AIM OF THE TASK: Retype each record below word for word. Leave the pictures out.

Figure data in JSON
____________
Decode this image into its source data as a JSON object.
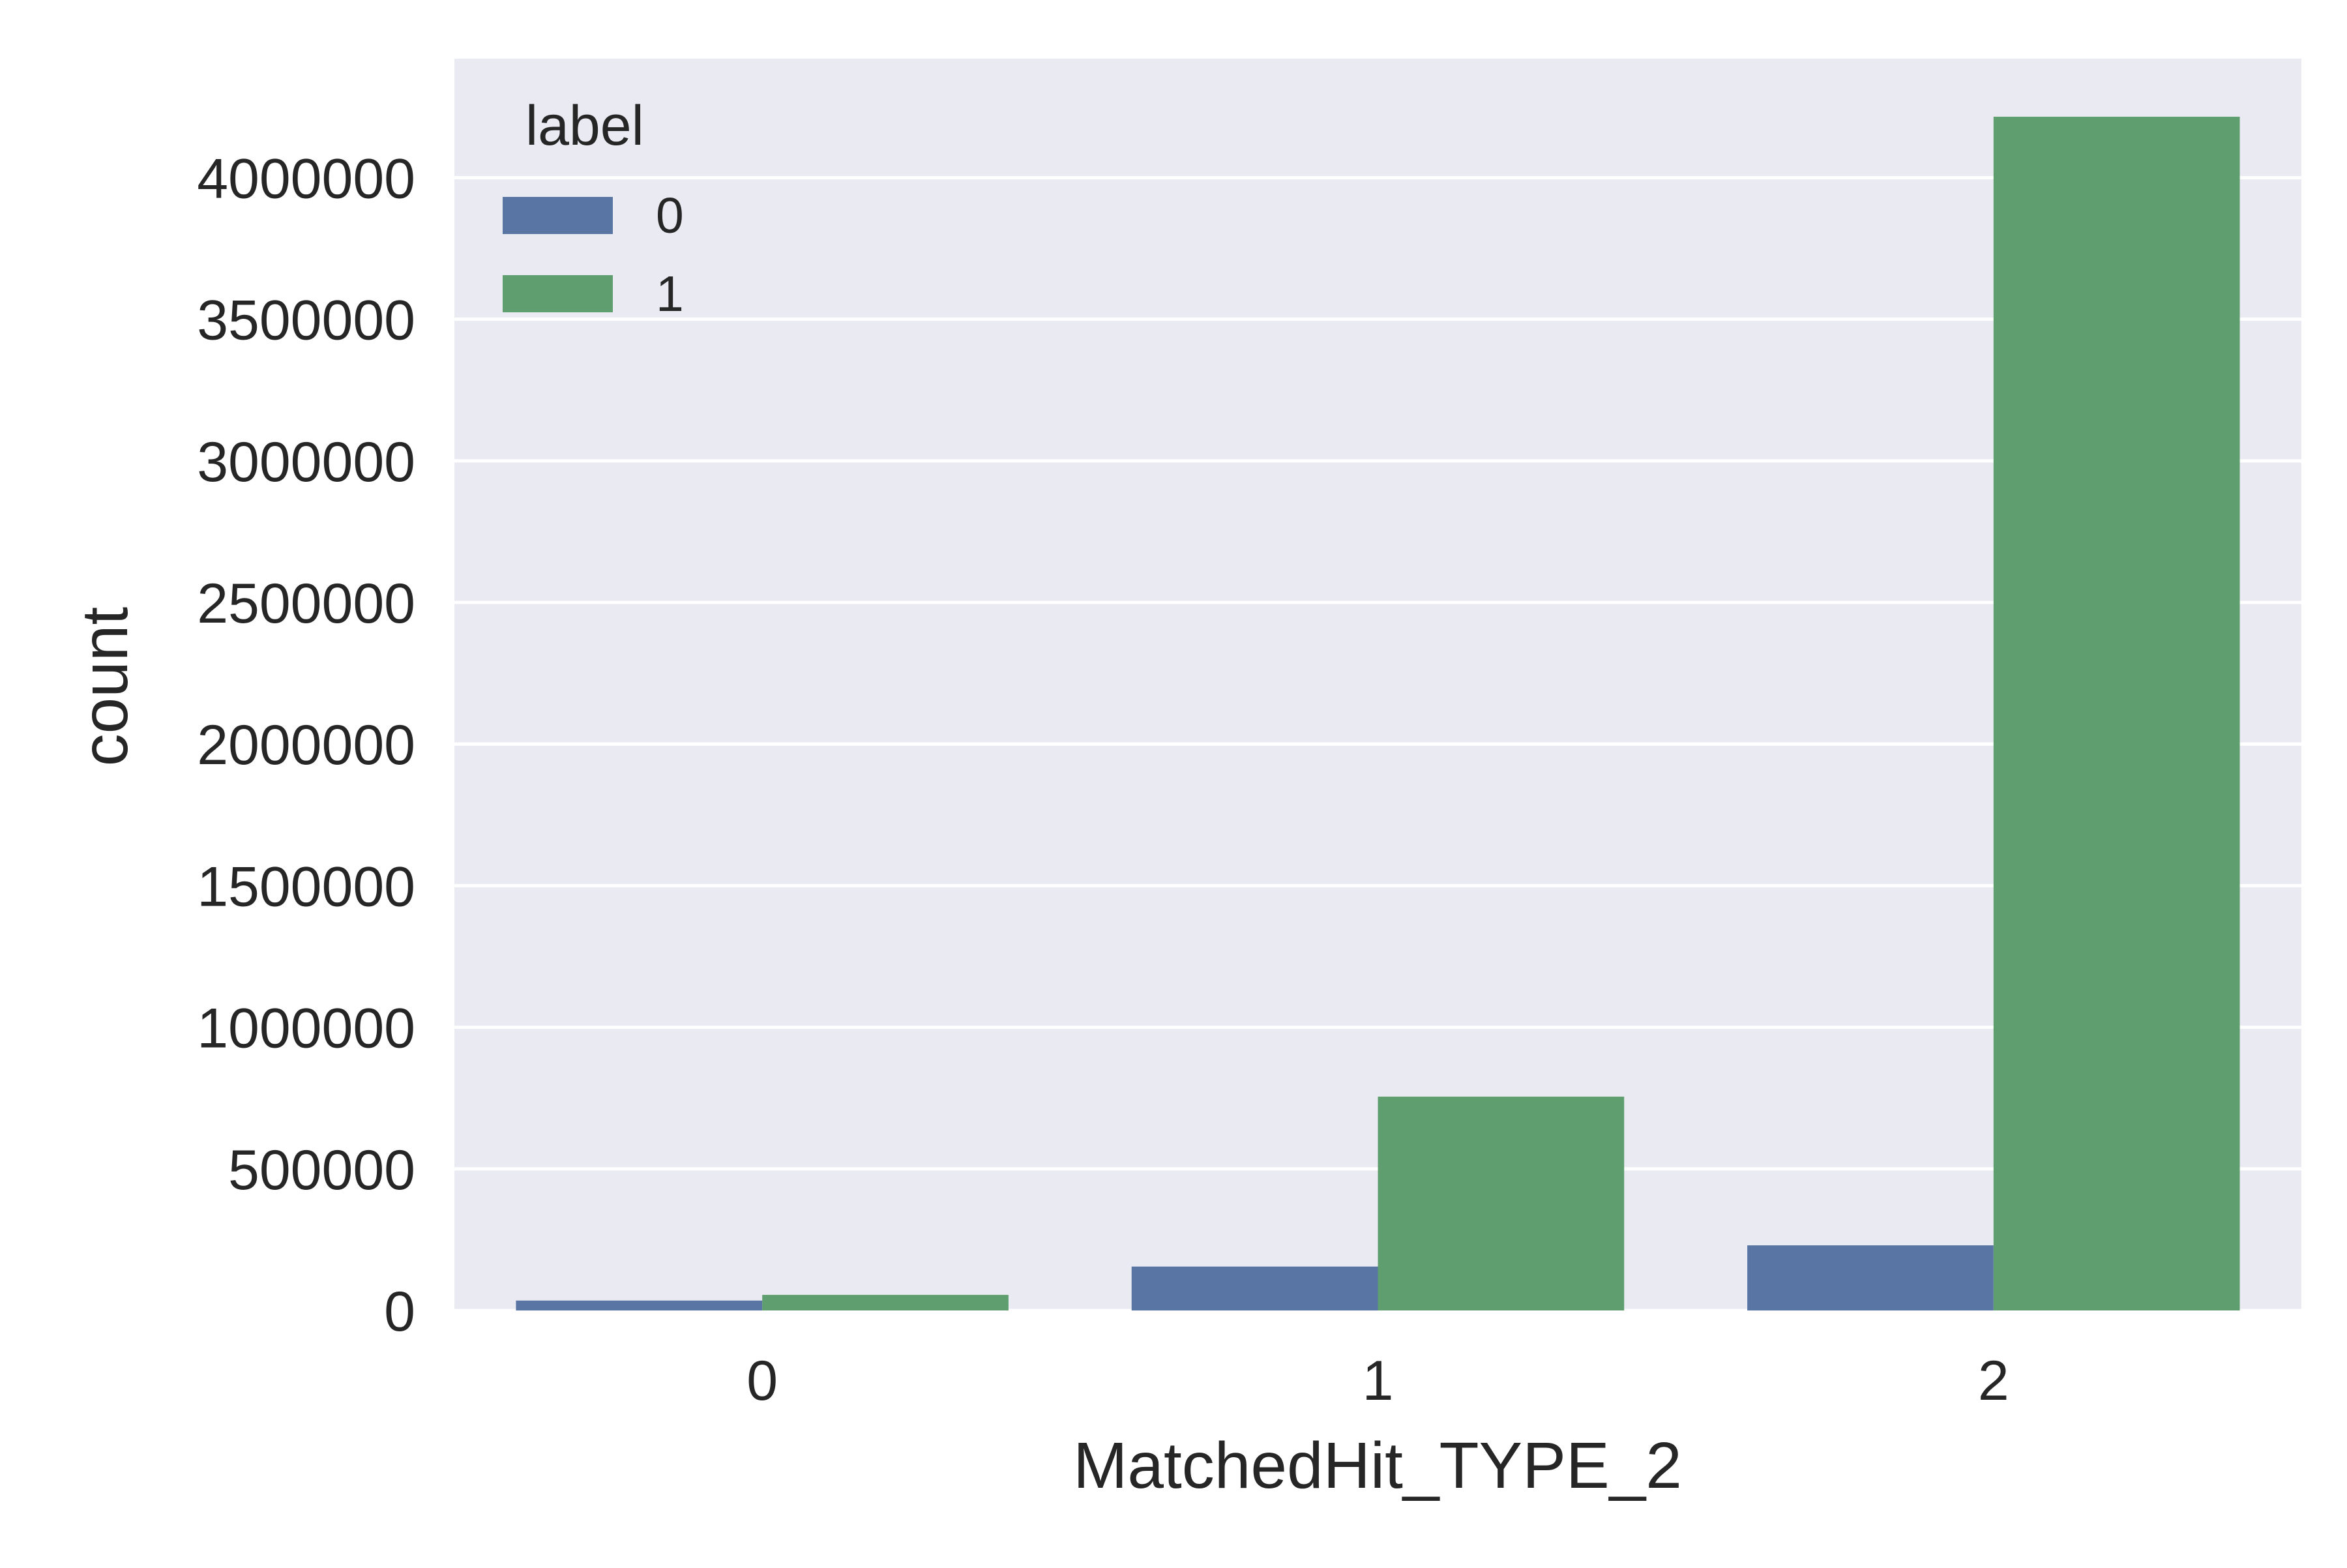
{
  "chart_data": {
    "type": "bar",
    "title": "",
    "xlabel": "MatchedHit_TYPE_2",
    "ylabel": "count",
    "categories": [
      "0",
      "1",
      "2"
    ],
    "series": [
      {
        "name": "0",
        "values": [
          35000,
          155000,
          230000
        ]
      },
      {
        "name": "1",
        "values": [
          55000,
          755000,
          4215000
        ]
      }
    ],
    "ylim": [
      0,
      4420000
    ],
    "yticks": [
      0,
      500000,
      1000000,
      1500000,
      2000000,
      2500000,
      3000000,
      3500000,
      4000000
    ],
    "ytick_labels": [
      "0",
      "500000",
      "1000000",
      "1500000",
      "2000000",
      "2500000",
      "3000000",
      "3500000",
      "4000000"
    ],
    "grid": true,
    "legend": {
      "title": "label",
      "placement": "top-left"
    },
    "colors": [
      "#5875a4",
      "#5f9e6e"
    ],
    "background": "#eaeaf2"
  }
}
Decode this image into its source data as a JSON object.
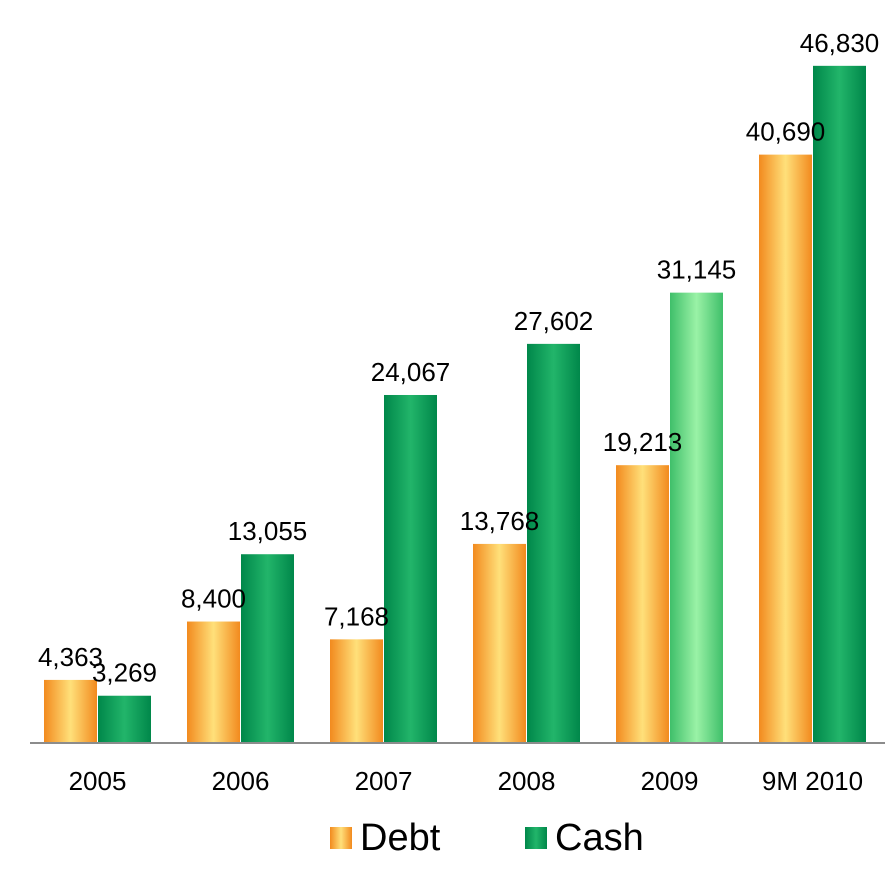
____________
SOLUTION TO THE EXERCISE:
Decode this image into its source data as a JSON object.
{
  "chart_data": {
    "type": "bar",
    "title": "",
    "xlabel": "MatchedHit_TYPE_2",
    "ylabel": "count",
    "categories": [
      "0",
      "1",
      "2"
    ],
    "series": [
      {
        "name": "0",
        "values": [
          35000,
          155000,
          230000
        ]
      },
      {
        "name": "1",
        "values": [
          55000,
          755000,
          4215000
        ]
      }
    ],
    "ylim": [
      0,
      4420000
    ],
    "yticks": [
      0,
      500000,
      1000000,
      1500000,
      2000000,
      2500000,
      3000000,
      3500000,
      4000000
    ],
    "ytick_labels": [
      "0",
      "500000",
      "1000000",
      "1500000",
      "2000000",
      "2500000",
      "3000000",
      "3500000",
      "4000000"
    ],
    "grid": true,
    "legend": {
      "title": "label",
      "placement": "top-left"
    },
    "colors": [
      "#5875a4",
      "#5f9e6e"
    ],
    "background": "#eaeaf2"
  }
}
Decode this image into its source data as a JSON object.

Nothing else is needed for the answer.